Provided passage
┌──
Senate panel supports governor filling legislative vacancies
Senate President Pro Tem Darrell Steinberg (D-Sacramento) during a recent Senate session. He proposed that the governor be allowed to appoint legislators to fill vacancies rather than holding costly special elections. (Hector Amezcua / Associated Press)

SACRAMENTO -- Alarmed by the cost of holding special elections whenever a vacancy occurs in the Legislature, a state panel on Tuesday endorsed putting a measure before voters that would allow the governor to appoint people to fill empty seats.

Los Angeles County has held 20 special elections since 2008 at a cost of $27 million, County Clerk Dean Logan told the Senate Elections and Constitutional Amendments Committee. Turnout in many special elections is as low as 12%.

Senate President Pro Tem Darrell Steinberg (D-Sacramento) proposed legislation that would allow the governor to make appointments to fill vacancies with a requirement that the appointee come from the same political party as the official being replaced. Also, the house from which the lawmaker comes would have 21 days to veto an appointment.

"Districts go without representation for a longer period of time, but it's really the cost issue that motivates me," Steinberg told the committee.
└──
Information supplied
┌──
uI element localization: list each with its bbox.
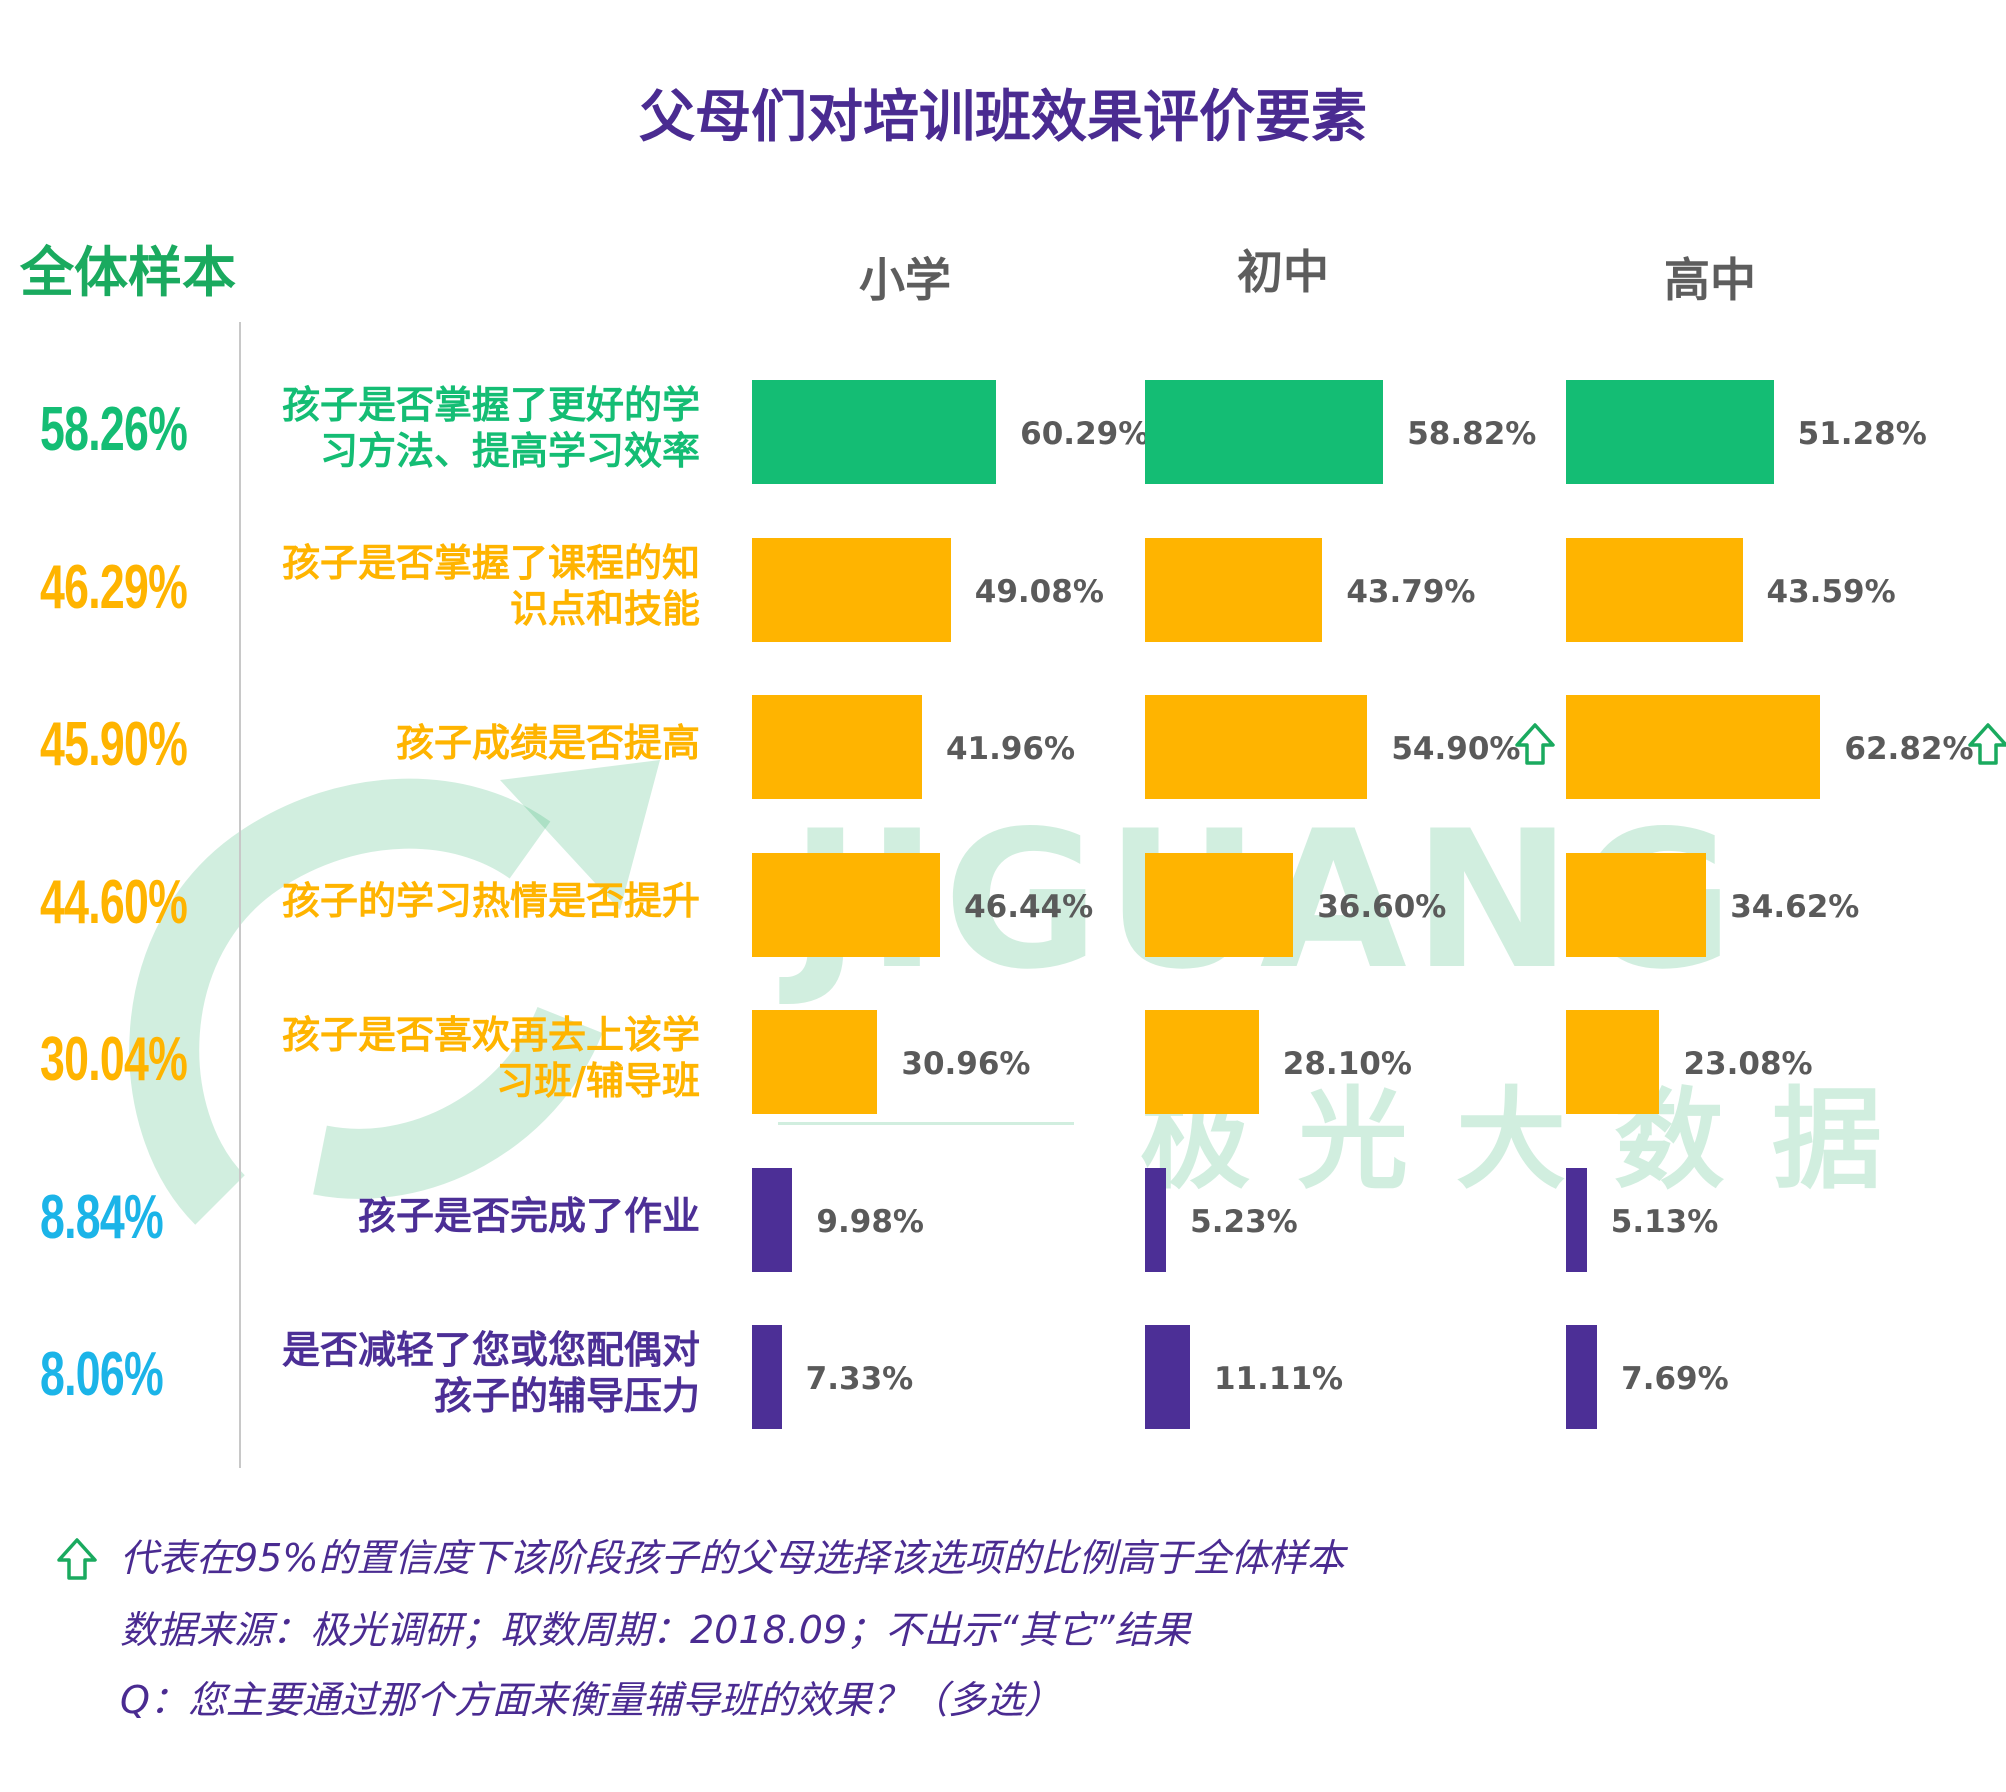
└──
Task details
Please continue the article on the Senate panel and legislative vacancies, starting right after its last sentence. The data here is separate material, unrelated to the article.

Result for this exercise
However, the committee's chairwoman, Sen. Norma Torres (D-Pomona), and Sen. Alex Padilla (D-Pacoima) said they won election in special elections and they don't believe they would have been appointed to the positions had the decision been left to the powers in charge.

"I don't know whether you can put a price tag on democracy," Padilla added. He voted for the bill as a courtesy to keep the debate going. Torres did not vote on the bill.

The measure was opposed on the grounds that it would deprive the voters of a chance to chose their representative by officials including Jeffrey Hewitt, the mayor pro tem of the city of Calimesa and an unsuccessful Libertarian candidate in a recent special election in the Senate..

Having 15% of voters turn out to select a legislator "is still more democratic than … one executive making that decision," Hewitt said.